_Supplied records:_
>> begin
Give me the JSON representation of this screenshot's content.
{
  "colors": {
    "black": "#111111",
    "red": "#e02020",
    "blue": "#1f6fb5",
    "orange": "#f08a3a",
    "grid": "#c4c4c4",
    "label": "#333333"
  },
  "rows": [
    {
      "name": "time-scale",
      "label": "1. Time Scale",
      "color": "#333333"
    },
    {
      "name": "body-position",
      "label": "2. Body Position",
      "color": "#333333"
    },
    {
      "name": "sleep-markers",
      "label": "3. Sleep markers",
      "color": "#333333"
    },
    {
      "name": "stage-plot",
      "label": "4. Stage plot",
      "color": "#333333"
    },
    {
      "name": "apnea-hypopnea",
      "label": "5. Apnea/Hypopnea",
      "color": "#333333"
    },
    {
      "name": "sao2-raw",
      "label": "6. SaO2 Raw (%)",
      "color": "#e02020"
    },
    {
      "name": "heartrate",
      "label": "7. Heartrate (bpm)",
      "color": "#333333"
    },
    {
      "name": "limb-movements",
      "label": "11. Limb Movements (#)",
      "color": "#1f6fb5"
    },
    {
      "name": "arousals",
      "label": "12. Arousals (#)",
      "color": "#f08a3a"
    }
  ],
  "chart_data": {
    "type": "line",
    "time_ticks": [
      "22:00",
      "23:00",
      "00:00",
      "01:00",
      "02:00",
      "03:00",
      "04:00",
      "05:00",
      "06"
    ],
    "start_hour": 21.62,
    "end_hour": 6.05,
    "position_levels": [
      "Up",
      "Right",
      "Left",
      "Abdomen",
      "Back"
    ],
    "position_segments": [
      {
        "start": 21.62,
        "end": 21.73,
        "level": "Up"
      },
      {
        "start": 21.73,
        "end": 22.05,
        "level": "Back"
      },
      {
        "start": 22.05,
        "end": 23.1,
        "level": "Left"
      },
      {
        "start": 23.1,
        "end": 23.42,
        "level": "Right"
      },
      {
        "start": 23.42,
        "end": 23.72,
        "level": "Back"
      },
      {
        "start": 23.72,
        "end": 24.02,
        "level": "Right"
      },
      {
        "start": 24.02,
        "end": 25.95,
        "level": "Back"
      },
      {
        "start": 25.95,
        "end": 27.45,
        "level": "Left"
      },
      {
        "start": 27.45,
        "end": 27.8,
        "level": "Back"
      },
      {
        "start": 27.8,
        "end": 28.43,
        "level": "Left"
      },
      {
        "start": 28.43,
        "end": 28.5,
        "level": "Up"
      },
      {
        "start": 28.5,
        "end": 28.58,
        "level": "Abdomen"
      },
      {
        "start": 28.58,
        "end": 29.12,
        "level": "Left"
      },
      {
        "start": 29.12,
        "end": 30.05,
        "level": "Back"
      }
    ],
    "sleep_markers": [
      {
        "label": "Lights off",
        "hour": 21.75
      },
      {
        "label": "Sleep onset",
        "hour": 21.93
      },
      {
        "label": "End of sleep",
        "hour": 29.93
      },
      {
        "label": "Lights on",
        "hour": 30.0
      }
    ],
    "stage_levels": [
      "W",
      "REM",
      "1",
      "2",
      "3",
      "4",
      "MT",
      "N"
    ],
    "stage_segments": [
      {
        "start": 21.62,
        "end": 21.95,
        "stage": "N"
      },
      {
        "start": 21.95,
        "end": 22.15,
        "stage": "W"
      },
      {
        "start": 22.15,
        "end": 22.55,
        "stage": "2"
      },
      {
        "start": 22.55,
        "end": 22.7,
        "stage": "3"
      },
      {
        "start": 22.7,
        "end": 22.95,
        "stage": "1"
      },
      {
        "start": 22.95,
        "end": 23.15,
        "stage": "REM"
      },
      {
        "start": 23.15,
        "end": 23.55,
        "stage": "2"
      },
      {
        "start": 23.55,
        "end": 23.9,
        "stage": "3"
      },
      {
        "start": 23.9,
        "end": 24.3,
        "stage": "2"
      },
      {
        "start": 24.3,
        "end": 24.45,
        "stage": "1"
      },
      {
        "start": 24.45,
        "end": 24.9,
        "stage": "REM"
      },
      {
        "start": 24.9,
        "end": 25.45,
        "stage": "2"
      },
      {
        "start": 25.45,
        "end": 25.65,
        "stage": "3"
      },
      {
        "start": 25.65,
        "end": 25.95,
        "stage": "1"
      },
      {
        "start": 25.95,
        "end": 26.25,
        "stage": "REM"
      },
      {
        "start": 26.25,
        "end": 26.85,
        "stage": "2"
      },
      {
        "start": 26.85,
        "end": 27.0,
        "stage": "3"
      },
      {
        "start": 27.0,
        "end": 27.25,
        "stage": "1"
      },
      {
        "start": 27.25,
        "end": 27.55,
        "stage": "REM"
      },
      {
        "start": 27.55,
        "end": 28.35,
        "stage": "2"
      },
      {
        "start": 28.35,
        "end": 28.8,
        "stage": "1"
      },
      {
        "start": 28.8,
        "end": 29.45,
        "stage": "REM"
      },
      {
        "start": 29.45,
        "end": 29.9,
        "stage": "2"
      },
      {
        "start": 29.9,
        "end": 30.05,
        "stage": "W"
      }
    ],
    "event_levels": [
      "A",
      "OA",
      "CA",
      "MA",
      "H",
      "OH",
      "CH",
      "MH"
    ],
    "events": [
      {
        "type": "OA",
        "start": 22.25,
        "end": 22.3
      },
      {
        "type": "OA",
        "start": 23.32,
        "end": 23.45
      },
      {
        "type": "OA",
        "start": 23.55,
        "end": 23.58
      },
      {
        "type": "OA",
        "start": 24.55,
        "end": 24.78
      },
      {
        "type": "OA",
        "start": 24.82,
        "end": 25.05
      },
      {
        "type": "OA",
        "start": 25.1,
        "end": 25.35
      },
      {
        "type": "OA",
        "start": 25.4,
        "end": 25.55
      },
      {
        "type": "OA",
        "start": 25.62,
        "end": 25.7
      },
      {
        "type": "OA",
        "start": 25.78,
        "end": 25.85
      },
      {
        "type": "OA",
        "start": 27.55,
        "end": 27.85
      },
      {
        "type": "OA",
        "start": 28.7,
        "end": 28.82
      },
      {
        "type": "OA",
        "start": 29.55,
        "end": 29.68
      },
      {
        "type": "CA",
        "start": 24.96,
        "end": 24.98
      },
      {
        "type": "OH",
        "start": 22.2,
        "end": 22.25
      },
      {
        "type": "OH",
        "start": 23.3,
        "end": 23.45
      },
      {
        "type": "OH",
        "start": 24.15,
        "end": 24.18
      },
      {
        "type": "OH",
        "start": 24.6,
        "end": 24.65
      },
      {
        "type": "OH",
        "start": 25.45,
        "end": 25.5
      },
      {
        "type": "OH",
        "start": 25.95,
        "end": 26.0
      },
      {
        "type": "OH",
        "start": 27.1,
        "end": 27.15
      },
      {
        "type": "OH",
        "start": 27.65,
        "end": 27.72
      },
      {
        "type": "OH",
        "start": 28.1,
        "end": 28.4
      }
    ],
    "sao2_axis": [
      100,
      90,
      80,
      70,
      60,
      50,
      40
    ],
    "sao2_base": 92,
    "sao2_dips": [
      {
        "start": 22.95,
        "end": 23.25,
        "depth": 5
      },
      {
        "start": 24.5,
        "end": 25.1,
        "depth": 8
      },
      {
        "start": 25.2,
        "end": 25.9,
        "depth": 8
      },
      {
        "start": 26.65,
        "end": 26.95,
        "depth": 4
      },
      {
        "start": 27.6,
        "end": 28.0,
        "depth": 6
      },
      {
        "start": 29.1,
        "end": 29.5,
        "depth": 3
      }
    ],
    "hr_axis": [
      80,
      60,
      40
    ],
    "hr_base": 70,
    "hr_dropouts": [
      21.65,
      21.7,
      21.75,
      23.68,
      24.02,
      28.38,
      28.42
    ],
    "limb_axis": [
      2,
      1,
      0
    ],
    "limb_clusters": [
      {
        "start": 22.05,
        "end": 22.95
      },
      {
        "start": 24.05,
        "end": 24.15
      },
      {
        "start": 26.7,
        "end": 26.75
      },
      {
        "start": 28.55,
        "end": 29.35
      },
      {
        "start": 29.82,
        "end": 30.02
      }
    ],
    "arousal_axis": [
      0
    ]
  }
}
>> end
_Required task:_
Find the lines above holding the word "name" and show them.

_Correct output:_
      "name": "time-scale",
      "name": "body-position",
      "name": "sleep-markers",
      "name": "stage-plot",
      "name": "apnea-hypopnea",
      "name": "sao2-raw",
      "name": "heartrate",
      "name": "limb-movements",
      "name": "arousals",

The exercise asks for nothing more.